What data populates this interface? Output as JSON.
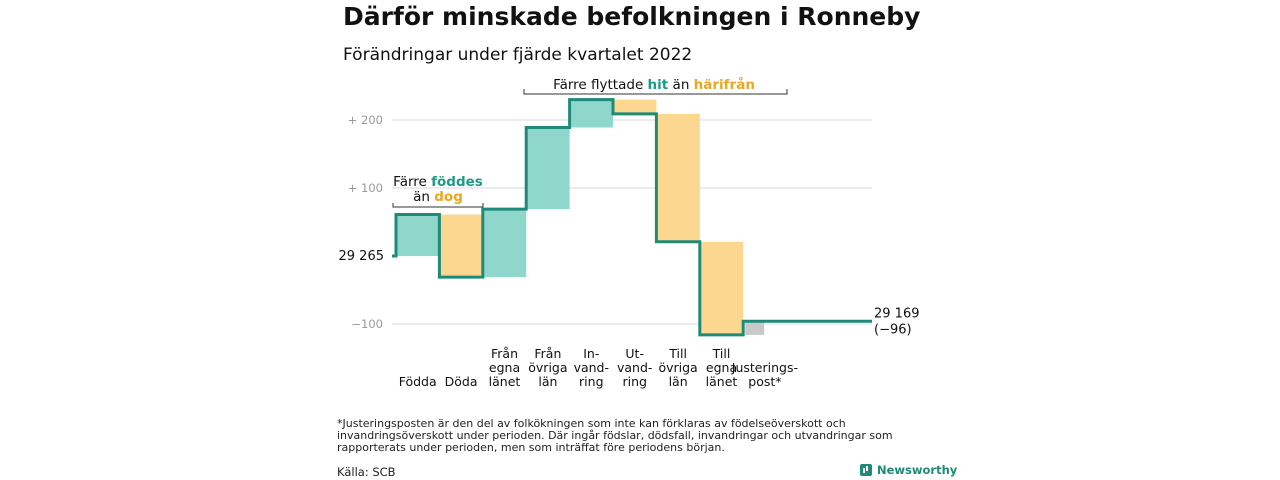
{
  "title": "Därför minskade befolkningen i Ronneby",
  "subtitle": "Förändringar under fjärde kvartalet 2022",
  "chart_data": {
    "type": "waterfall",
    "baseline": 29265,
    "start_label": "29 265",
    "end_label_value": "29 169",
    "end_label_change": "(−96)",
    "yticks": [
      {
        "value": 200,
        "label": "+ 200"
      },
      {
        "value": 100,
        "label": "+ 100"
      },
      {
        "value": -100,
        "label": "−100"
      }
    ],
    "ylim": [
      -130,
      250
    ],
    "steps": [
      {
        "label": [
          "Födda"
        ],
        "value": 61,
        "kind": "in"
      },
      {
        "label": [
          "Döda"
        ],
        "value": -92,
        "kind": "out"
      },
      {
        "label": [
          "Från",
          "egna",
          "länet"
        ],
        "value": 100,
        "kind": "in"
      },
      {
        "label": [
          "Från",
          "övriga",
          "län"
        ],
        "value": 120,
        "kind": "in"
      },
      {
        "label": [
          "In-",
          "vand-",
          "ring"
        ],
        "value": 41,
        "kind": "in"
      },
      {
        "label": [
          "Ut-",
          "vand-",
          "ring"
        ],
        "value": -21,
        "kind": "out"
      },
      {
        "label": [
          "Till",
          "övriga",
          "län"
        ],
        "value": -188,
        "kind": "out"
      },
      {
        "label": [
          "Till",
          "egna",
          "länet"
        ],
        "value": -137,
        "kind": "out"
      },
      {
        "label": [
          "Justerings-",
          "post*"
        ],
        "value": 20,
        "kind": "adjust"
      }
    ],
    "annotations": [
      {
        "prefix": "Färre ",
        "in_word": "föddes",
        "line2_prefix": "än ",
        "out_word": "dog"
      },
      {
        "prefix": "Färre flyttade ",
        "in_word": "hit",
        "mid": " än ",
        "out_word": "härifrån"
      }
    ],
    "colors": {
      "in": "#8fd6cb",
      "out": "#fbd78f",
      "adjust": "#c9c9c9",
      "line": "#1f8a78",
      "in_text": "#1f9a87",
      "out_text": "#e8a724",
      "grid": "#d9d9d9",
      "tick": "#9a9a9a"
    }
  },
  "footnote": "*Justeringsposten är den del av folkökningen som inte kan förklaras av födelseöverskott och invandringsöverskott under perioden. Där ingår födslar, dödsfall, invandringar och utvandringar som rapporterats under perioden, men som inträffat före periodens början.",
  "source": "Källa: SCB",
  "brand": "Newsworthy"
}
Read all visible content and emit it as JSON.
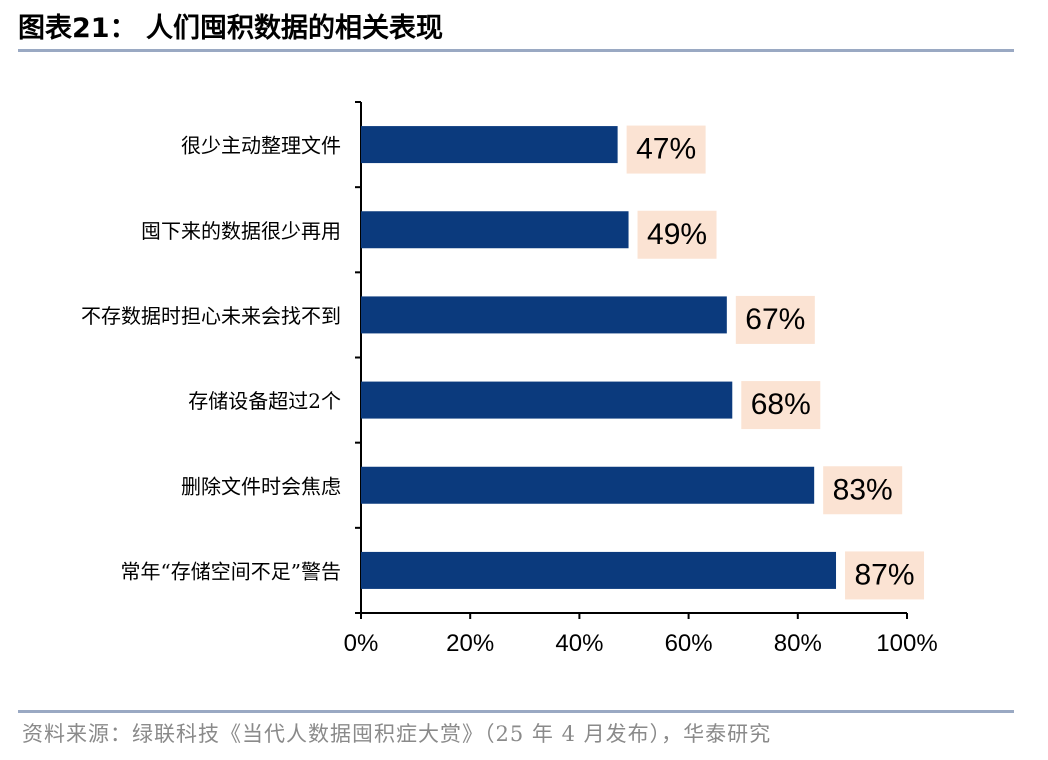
{
  "header": {
    "figure_title": "图表21：  人们囤积数据的相关表现"
  },
  "chart_data": {
    "type": "bar",
    "orientation": "horizontal",
    "categories": [
      "很少主动整理文件",
      "囤下来的数据很少再用",
      "不存数据时担心未来会找不到",
      "存储设备超过2个",
      "删除文件时会焦虑",
      "常年“存储空间不足”警告"
    ],
    "values": [
      47,
      49,
      67,
      68,
      83,
      87
    ],
    "data_labels": [
      "47%",
      "49%",
      "67%",
      "68%",
      "83%",
      "87%"
    ],
    "x_ticks": [
      0,
      20,
      40,
      60,
      80,
      100
    ],
    "x_tick_labels": [
      "0%",
      "20%",
      "40%",
      "60%",
      "80%",
      "100%"
    ],
    "xlim": [
      0,
      100
    ],
    "grid": false,
    "bar_color": "#0b3a7d",
    "label_bg_color": "#fbe3d3"
  },
  "footer": {
    "source": "资料来源：绿联科技《当代人数据囤积症大赏》（25 年 4 月发布），华泰研究"
  }
}
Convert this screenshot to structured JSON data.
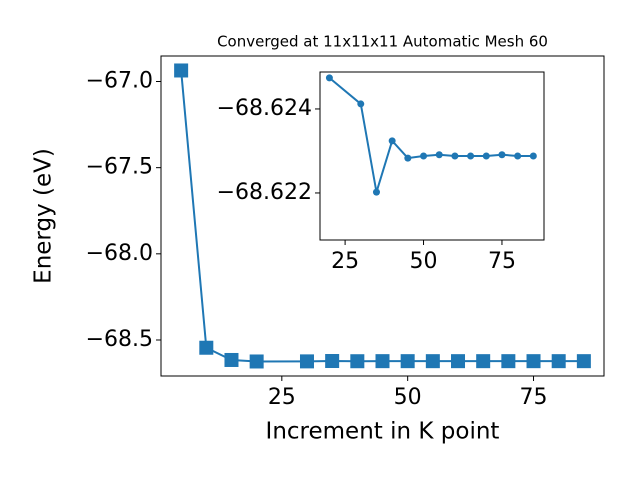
{
  "chart_data": [
    {
      "type": "line",
      "title": "Converged at 11x11x11 Automatic Mesh 60",
      "x_label": "Increment in K point",
      "y_label": "Energy (eV)",
      "x": [
        5,
        10,
        15,
        20,
        30,
        35,
        40,
        45,
        50,
        55,
        60,
        65,
        70,
        75,
        80,
        85
      ],
      "series": [
        {
          "color": "#1f77b4",
          "marker": "square",
          "values": [
            -66.936,
            -68.545,
            -68.616,
            -68.62474,
            -68.62412,
            -68.62202,
            -68.62324,
            -68.62283,
            -68.62288,
            -68.62291,
            -68.62288,
            -68.62288,
            -68.62288,
            -68.62291,
            -68.62288,
            -68.62288
          ]
        }
      ],
      "xlim": [
        1,
        89
      ],
      "xticks": [
        25,
        50,
        75
      ],
      "ylim": [
        -68.709,
        -66.852
      ],
      "yticks": [
        {
          "value": -68.5,
          "label": "−68.5"
        },
        {
          "value": -68.0,
          "label": "−68.0"
        },
        {
          "value": -67.5,
          "label": "−67.5"
        },
        {
          "value": -67.0,
          "label": "−67.0"
        }
      ]
    },
    {
      "type": "line",
      "x": [
        20,
        30,
        35,
        40,
        45,
        50,
        55,
        60,
        65,
        70,
        75,
        80,
        85
      ],
      "series": [
        {
          "color": "#1f77b4",
          "marker": "circle",
          "values": [
            -68.62474,
            -68.62412,
            -68.62202,
            -68.62324,
            -68.62283,
            -68.62288,
            -68.62291,
            -68.62288,
            -68.62288,
            -68.62288,
            -68.62291,
            -68.62288,
            -68.62288
          ]
        }
      ],
      "xlim": [
        17,
        88.4
      ],
      "xticks": [
        25,
        50,
        75
      ],
      "ylim": [
        -68.62088,
        -68.62488
      ],
      "yticks": [
        {
          "value": -68.624,
          "label": "−68.624"
        },
        {
          "value": -68.622,
          "label": "−68.622"
        }
      ]
    }
  ]
}
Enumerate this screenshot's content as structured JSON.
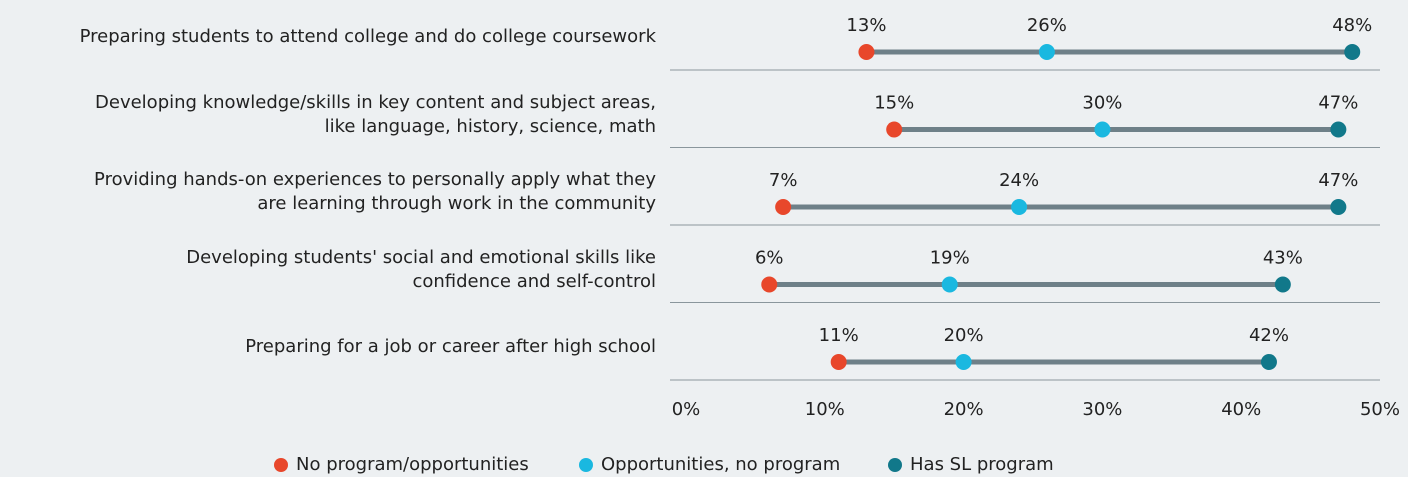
{
  "chart_data": {
    "type": "dumbbell",
    "categories": [
      "Preparing students to attend college and do college coursework",
      "Developing knowledge/skills in key content and subject areas,\nlike language, history, science, math",
      "Providing hands-on experiences to personally apply what they\nare learning through work in the community",
      "Developing students' social and emotional skills like\nconfidence and self-control",
      "Preparing for a job or career after high school"
    ],
    "series": [
      {
        "name": "No program/opportunities",
        "color": "#e8472b",
        "values": [
          13,
          15,
          7,
          6,
          11
        ],
        "value_labels": [
          "13%",
          "15%",
          "7%",
          "6%",
          "11%"
        ]
      },
      {
        "name": "Opportunities, no program",
        "color": "#1ab8e0",
        "values": [
          26,
          30,
          24,
          19,
          20
        ],
        "value_labels": [
          "26%",
          "30%",
          "24%",
          "19%",
          "20%"
        ]
      },
      {
        "name": "Has SL program",
        "color": "#11788a",
        "values": [
          48,
          47,
          47,
          43,
          42
        ],
        "value_labels": [
          "48%",
          "47%",
          "47%",
          "43%",
          "42%"
        ]
      }
    ],
    "line_color": "#6e8088",
    "xlim": [
      0,
      50
    ],
    "xticks": [
      {
        "value": 0,
        "label": "0%"
      },
      {
        "value": 10,
        "label": "10%"
      },
      {
        "value": 20,
        "label": "20%"
      },
      {
        "value": 30,
        "label": "30%"
      },
      {
        "value": 40,
        "label": "40%"
      },
      {
        "value": 50,
        "label": "50%"
      }
    ],
    "legend": "bottom"
  }
}
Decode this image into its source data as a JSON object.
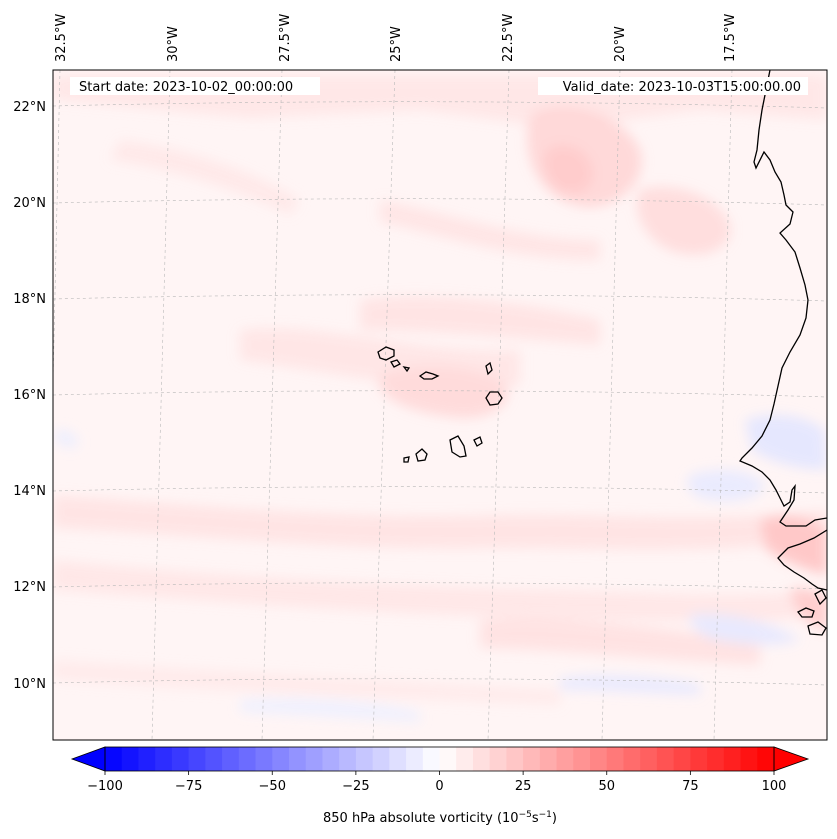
{
  "map": {
    "start_date_text": "Start date: 2023-10-02_00:00:00",
    "valid_date_text": "Valid_date: 2023-10-03T15:00:00.00",
    "lon_ticks": [
      {
        "value": -32.5,
        "label": "32.5°W"
      },
      {
        "value": -30.0,
        "label": "30°W"
      },
      {
        "value": -27.5,
        "label": "27.5°W"
      },
      {
        "value": -25.0,
        "label": "25°W"
      },
      {
        "value": -22.5,
        "label": "22.5°W"
      },
      {
        "value": -20.0,
        "label": "20°W"
      },
      {
        "value": -17.5,
        "label": "17.5°W"
      }
    ],
    "lat_ticks": [
      {
        "value": 22,
        "label": "22°N"
      },
      {
        "value": 20,
        "label": "20°N"
      },
      {
        "value": 18,
        "label": "18°N"
      },
      {
        "value": 16,
        "label": "16°N"
      },
      {
        "value": 14,
        "label": "14°N"
      },
      {
        "value": 12,
        "label": "12°N"
      },
      {
        "value": 10,
        "label": "10°N"
      }
    ]
  },
  "colorbar": {
    "min": -100,
    "max": 100,
    "ticks": [
      {
        "value": -100,
        "label": "−100"
      },
      {
        "value": -75,
        "label": "−75"
      },
      {
        "value": -50,
        "label": "−50"
      },
      {
        "value": -25,
        "label": "−25"
      },
      {
        "value": 0,
        "label": "0"
      },
      {
        "value": 25,
        "label": "25"
      },
      {
        "value": 50,
        "label": "50"
      },
      {
        "value": 75,
        "label": "75"
      },
      {
        "value": 100,
        "label": "100"
      }
    ],
    "label_main": "850 hPa absolute vorticity (10",
    "label_exp1": "−5",
    "label_mid": "s",
    "label_exp2": "−1",
    "label_close": ")",
    "colors": {
      "negative": "#0000ff",
      "neutral": "#ffffff",
      "positive": "#ff0000"
    }
  }
}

▬▬▬▬▬▬

▸ YOUR OBJECTIVE
Report only the number of lines that hold the string "Preparing" in this listing.

▸ THE COMPLETED TASK
2